• WHAT YOU WILL DO:
Each record is to be printed again precisely as it reads.

• ROWS:
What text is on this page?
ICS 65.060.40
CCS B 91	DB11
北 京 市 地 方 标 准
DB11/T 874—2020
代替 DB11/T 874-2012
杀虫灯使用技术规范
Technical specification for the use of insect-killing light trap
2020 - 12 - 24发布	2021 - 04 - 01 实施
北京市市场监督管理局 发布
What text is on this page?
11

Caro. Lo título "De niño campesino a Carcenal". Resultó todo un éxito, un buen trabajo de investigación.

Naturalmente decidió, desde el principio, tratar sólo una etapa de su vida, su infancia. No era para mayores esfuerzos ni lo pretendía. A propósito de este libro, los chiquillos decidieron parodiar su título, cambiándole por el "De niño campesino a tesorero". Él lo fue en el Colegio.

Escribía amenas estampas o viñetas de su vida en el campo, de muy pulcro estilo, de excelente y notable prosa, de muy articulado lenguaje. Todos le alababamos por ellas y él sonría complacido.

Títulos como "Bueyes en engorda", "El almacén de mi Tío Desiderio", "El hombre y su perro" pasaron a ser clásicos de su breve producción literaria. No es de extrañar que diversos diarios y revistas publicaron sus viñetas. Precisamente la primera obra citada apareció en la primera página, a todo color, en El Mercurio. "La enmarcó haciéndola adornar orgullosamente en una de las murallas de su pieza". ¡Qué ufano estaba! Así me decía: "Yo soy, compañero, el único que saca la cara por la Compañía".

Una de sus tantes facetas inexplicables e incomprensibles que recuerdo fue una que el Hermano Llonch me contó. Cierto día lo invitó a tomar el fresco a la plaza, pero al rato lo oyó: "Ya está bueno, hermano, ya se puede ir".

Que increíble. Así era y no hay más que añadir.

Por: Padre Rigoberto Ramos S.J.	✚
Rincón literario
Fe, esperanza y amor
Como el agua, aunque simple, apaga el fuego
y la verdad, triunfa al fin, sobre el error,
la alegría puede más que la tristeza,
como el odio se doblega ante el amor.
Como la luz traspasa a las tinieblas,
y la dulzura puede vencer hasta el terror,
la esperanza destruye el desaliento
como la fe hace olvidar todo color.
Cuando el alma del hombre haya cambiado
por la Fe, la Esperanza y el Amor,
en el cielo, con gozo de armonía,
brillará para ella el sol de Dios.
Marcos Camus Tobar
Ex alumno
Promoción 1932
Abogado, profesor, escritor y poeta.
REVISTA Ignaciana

• REPLY:
What text is on this page?
ICS 65.060.40
CCS B 91	DB11
北 京 市 地 方 标 准
DB11/T 874—2020
代替 DB11/T 874-2012
杀虫灯使用技术规范
Technical specification for the use of insect-killing light trap
2020 - 12 - 24发布	2021 - 04 - 01 实施
北京市市场监督管理局 发布
What text is on this page?
11

Caro. Lo título "De niño campesino a Carcenal". Resultó todo un éxito, un buen trabajo de investigación.

Naturalmente decidió, desde el principio, tratar sólo una etapa de su vida, su infancia. No era para mayores esfuerzos ni lo pretendía. A propósito de este libro, los chiquillos decidieron parodiar su título, cambiándole por el "De niño campesino a tesorero". Él lo fue en el Colegio.

Escribía amenas estampas o viñetas de su vida en el campo, de muy pulcro estilo, de excelente y notable prosa, de muy articulado lenguaje. Todos le alababamos por ellas y él sonría complacido.

Títulos como "Bueyes en engorda", "El almacén de mi Tío Desiderio", "El hombre y su perro" pasaron a ser clásicos de su breve producción literaria. No es de extrañar que diversos diarios y revistas publicaron sus viñetas. Precisamente la primera obra citada apareció en la primera página, a todo color, en El Mercurio. "La enmarcó haciéndola adornar orgullosamente en una de las murallas de su pieza". ¡Qué ufano estaba! Así me decía: "Yo soy, compañero, el único que saca la cara por la Compañía".

Una de sus tantes facetas inexplicables e incomprensibles que recuerdo fue una que el Hermano Llonch me contó. Cierto día lo invitó a tomar el fresco a la plaza, pero al rato lo oyó: "Ya está bueno, hermano, ya se puede ir".

Que increíble. Así era y no hay más que añadir.

Por: Padre Rigoberto Ramos S.J.	✚
Rincón literario
Fe, esperanza y amor
Como el agua, aunque simple, apaga el fuego
y la verdad, triunfa al fin, sobre el error,
la alegría puede más que la tristeza,
como el odio se doblega ante el amor.
Como la luz traspasa a las tinieblas,
y la dulzura puede vencer hasta el terror,
la esperanza destruye el desaliento
como la fe hace olvidar todo color.
Cuando el alma del hombre haya cambiado
por la Fe, la Esperanza y el Amor,
en el cielo, con gozo de armonía,
brillará para ella el sol de Dios.
Marcos Camus Tobar
Ex alumno
Promoción 1932
Abogado, profesor, escritor y poeta.
REVISTA Ignaciana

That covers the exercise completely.